* [Task description]
Leave the pictures out and transcribe every record exactly.

:: Records

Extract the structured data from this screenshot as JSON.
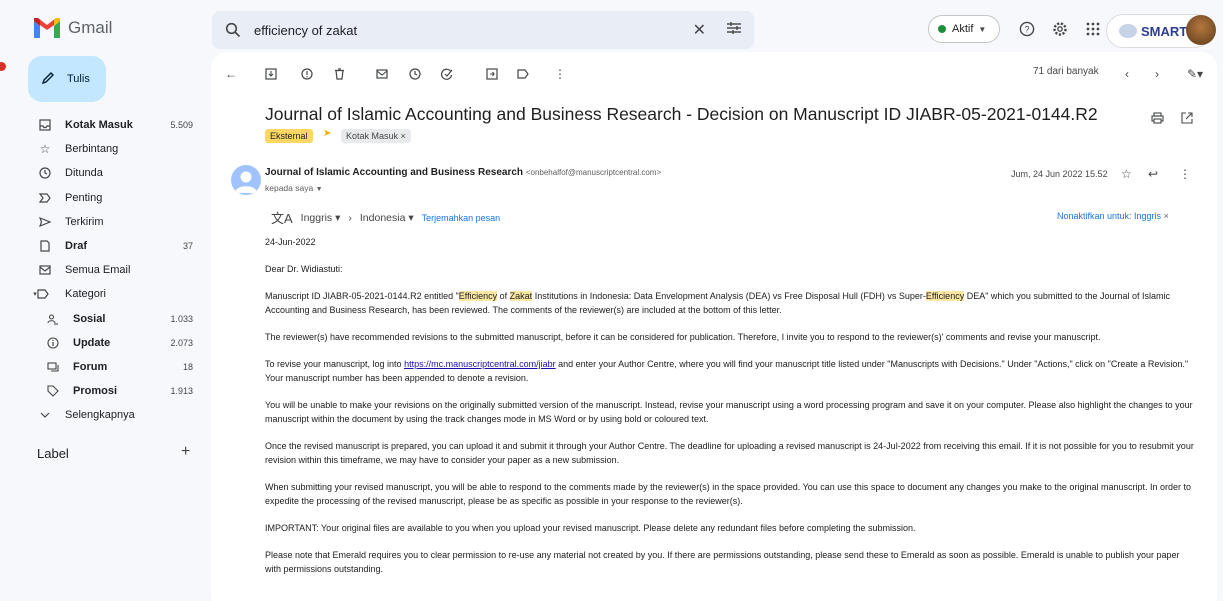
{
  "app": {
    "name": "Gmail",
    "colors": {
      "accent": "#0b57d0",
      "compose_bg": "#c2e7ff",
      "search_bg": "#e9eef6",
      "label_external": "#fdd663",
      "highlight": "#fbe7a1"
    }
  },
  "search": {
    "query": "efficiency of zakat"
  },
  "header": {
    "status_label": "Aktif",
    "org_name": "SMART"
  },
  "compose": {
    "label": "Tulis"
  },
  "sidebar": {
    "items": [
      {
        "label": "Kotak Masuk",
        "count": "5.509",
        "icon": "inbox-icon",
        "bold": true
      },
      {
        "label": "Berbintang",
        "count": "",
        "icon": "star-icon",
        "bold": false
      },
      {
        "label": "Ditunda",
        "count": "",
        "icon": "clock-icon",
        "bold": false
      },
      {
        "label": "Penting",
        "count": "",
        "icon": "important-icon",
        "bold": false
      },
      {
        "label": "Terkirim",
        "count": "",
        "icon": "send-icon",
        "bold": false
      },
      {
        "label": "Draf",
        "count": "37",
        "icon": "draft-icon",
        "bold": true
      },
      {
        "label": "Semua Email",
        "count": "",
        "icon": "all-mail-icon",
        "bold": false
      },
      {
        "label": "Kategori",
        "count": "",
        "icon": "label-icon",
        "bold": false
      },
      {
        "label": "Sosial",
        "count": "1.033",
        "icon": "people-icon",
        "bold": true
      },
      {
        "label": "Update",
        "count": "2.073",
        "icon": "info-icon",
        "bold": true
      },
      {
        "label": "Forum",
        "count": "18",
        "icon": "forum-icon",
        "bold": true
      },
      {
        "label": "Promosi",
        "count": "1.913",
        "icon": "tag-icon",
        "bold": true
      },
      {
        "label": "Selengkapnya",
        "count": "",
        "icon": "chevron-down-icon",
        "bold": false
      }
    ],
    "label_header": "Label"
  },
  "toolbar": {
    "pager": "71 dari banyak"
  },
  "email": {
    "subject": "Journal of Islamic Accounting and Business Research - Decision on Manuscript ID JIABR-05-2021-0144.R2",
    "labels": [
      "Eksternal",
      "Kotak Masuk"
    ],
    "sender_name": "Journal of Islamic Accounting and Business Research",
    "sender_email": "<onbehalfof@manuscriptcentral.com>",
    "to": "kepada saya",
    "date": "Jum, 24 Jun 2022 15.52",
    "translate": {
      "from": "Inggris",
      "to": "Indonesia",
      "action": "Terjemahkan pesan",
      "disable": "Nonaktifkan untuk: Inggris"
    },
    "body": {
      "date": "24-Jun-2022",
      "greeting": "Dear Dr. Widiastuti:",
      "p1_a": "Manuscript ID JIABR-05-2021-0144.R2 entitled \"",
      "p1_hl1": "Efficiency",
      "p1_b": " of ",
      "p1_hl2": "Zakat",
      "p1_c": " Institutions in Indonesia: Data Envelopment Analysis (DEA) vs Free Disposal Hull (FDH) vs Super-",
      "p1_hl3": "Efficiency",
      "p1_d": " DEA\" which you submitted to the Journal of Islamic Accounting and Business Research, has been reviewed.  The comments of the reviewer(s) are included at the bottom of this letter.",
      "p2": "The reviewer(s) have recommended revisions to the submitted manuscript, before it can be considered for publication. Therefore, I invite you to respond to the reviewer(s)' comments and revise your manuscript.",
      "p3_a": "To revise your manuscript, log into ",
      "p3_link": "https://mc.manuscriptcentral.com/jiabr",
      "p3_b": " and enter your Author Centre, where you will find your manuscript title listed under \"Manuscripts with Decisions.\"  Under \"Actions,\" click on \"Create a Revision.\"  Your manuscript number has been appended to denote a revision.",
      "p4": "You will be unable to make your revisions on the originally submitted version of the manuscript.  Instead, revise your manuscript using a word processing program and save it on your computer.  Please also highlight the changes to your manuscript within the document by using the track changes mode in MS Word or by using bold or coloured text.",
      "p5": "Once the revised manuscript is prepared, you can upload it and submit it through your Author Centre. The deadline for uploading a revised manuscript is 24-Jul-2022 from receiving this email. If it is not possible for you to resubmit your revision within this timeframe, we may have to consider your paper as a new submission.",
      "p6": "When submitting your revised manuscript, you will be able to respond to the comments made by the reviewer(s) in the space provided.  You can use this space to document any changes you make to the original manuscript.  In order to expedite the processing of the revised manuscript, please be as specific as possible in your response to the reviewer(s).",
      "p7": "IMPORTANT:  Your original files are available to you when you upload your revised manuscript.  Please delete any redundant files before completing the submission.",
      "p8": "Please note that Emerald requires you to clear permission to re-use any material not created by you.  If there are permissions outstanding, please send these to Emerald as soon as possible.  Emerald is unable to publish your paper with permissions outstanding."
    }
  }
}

::::

* [Finished answer]
Extract the structured data from this screenshot as JSON.
{
  "app": {
    "name": "Gmail",
    "colors": {
      "accent": "#0b57d0",
      "compose_bg": "#c2e7ff",
      "search_bg": "#e9eef6",
      "label_external": "#fdd663",
      "highlight": "#fbe7a1"
    }
  },
  "search": {
    "query": "efficiency of zakat"
  },
  "header": {
    "status_label": "Aktif",
    "org_name": "SMART"
  },
  "compose": {
    "label": "Tulis"
  },
  "sidebar": {
    "items": [
      {
        "label": "Kotak Masuk",
        "count": "5.509",
        "icon": "inbox-icon",
        "bold": true
      },
      {
        "label": "Berbintang",
        "count": "",
        "icon": "star-icon",
        "bold": false
      },
      {
        "label": "Ditunda",
        "count": "",
        "icon": "clock-icon",
        "bold": false
      },
      {
        "label": "Penting",
        "count": "",
        "icon": "important-icon",
        "bold": false
      },
      {
        "label": "Terkirim",
        "count": "",
        "icon": "send-icon",
        "bold": false
      },
      {
        "label": "Draf",
        "count": "37",
        "icon": "draft-icon",
        "bold": true
      },
      {
        "label": "Semua Email",
        "count": "",
        "icon": "all-mail-icon",
        "bold": false
      },
      {
        "label": "Kategori",
        "count": "",
        "icon": "label-icon",
        "bold": false
      },
      {
        "label": "Sosial",
        "count": "1.033",
        "icon": "people-icon",
        "bold": true
      },
      {
        "label": "Update",
        "count": "2.073",
        "icon": "info-icon",
        "bold": true
      },
      {
        "label": "Forum",
        "count": "18",
        "icon": "forum-icon",
        "bold": true
      },
      {
        "label": "Promosi",
        "count": "1.913",
        "icon": "tag-icon",
        "bold": true
      },
      {
        "label": "Selengkapnya",
        "count": "",
        "icon": "chevron-down-icon",
        "bold": false
      }
    ],
    "label_header": "Label"
  },
  "toolbar": {
    "pager": "71 dari banyak"
  },
  "email": {
    "subject": "Journal of Islamic Accounting and Business Research - Decision on Manuscript ID JIABR-05-2021-0144.R2",
    "labels": [
      "Eksternal",
      "Kotak Masuk"
    ],
    "sender_name": "Journal of Islamic Accounting and Business Research",
    "sender_email": "<onbehalfof@manuscriptcentral.com>",
    "to": "kepada saya",
    "date": "Jum, 24 Jun 2022 15.52",
    "translate": {
      "from": "Inggris",
      "to": "Indonesia",
      "action": "Terjemahkan pesan",
      "disable": "Nonaktifkan untuk: Inggris"
    },
    "body": {
      "date": "24-Jun-2022",
      "greeting": "Dear Dr. Widiastuti:",
      "p1_a": "Manuscript ID JIABR-05-2021-0144.R2 entitled \"",
      "p1_hl1": "Efficiency",
      "p1_b": " of ",
      "p1_hl2": "Zakat",
      "p1_c": " Institutions in Indonesia: Data Envelopment Analysis (DEA) vs Free Disposal Hull (FDH) vs Super-",
      "p1_hl3": "Efficiency",
      "p1_d": " DEA\" which you submitted to the Journal of Islamic Accounting and Business Research, has been reviewed.  The comments of the reviewer(s) are included at the bottom of this letter.",
      "p2": "The reviewer(s) have recommended revisions to the submitted manuscript, before it can be considered for publication. Therefore, I invite you to respond to the reviewer(s)' comments and revise your manuscript.",
      "p3_a": "To revise your manuscript, log into ",
      "p3_link": "https://mc.manuscriptcentral.com/jiabr",
      "p3_b": " and enter your Author Centre, where you will find your manuscript title listed under \"Manuscripts with Decisions.\"  Under \"Actions,\" click on \"Create a Revision.\"  Your manuscript number has been appended to denote a revision.",
      "p4": "You will be unable to make your revisions on the originally submitted version of the manuscript.  Instead, revise your manuscript using a word processing program and save it on your computer.  Please also highlight the changes to your manuscript within the document by using the track changes mode in MS Word or by using bold or coloured text.",
      "p5": "Once the revised manuscript is prepared, you can upload it and submit it through your Author Centre. The deadline for uploading a revised manuscript is 24-Jul-2022 from receiving this email. If it is not possible for you to resubmit your revision within this timeframe, we may have to consider your paper as a new submission.",
      "p6": "When submitting your revised manuscript, you will be able to respond to the comments made by the reviewer(s) in the space provided.  You can use this space to document any changes you make to the original manuscript.  In order to expedite the processing of the revised manuscript, please be as specific as possible in your response to the reviewer(s).",
      "p7": "IMPORTANT:  Your original files are available to you when you upload your revised manuscript.  Please delete any redundant files before completing the submission.",
      "p8": "Please note that Emerald requires you to clear permission to re-use any material not created by you.  If there are permissions outstanding, please send these to Emerald as soon as possible.  Emerald is unable to publish your paper with permissions outstanding."
    }
  }
}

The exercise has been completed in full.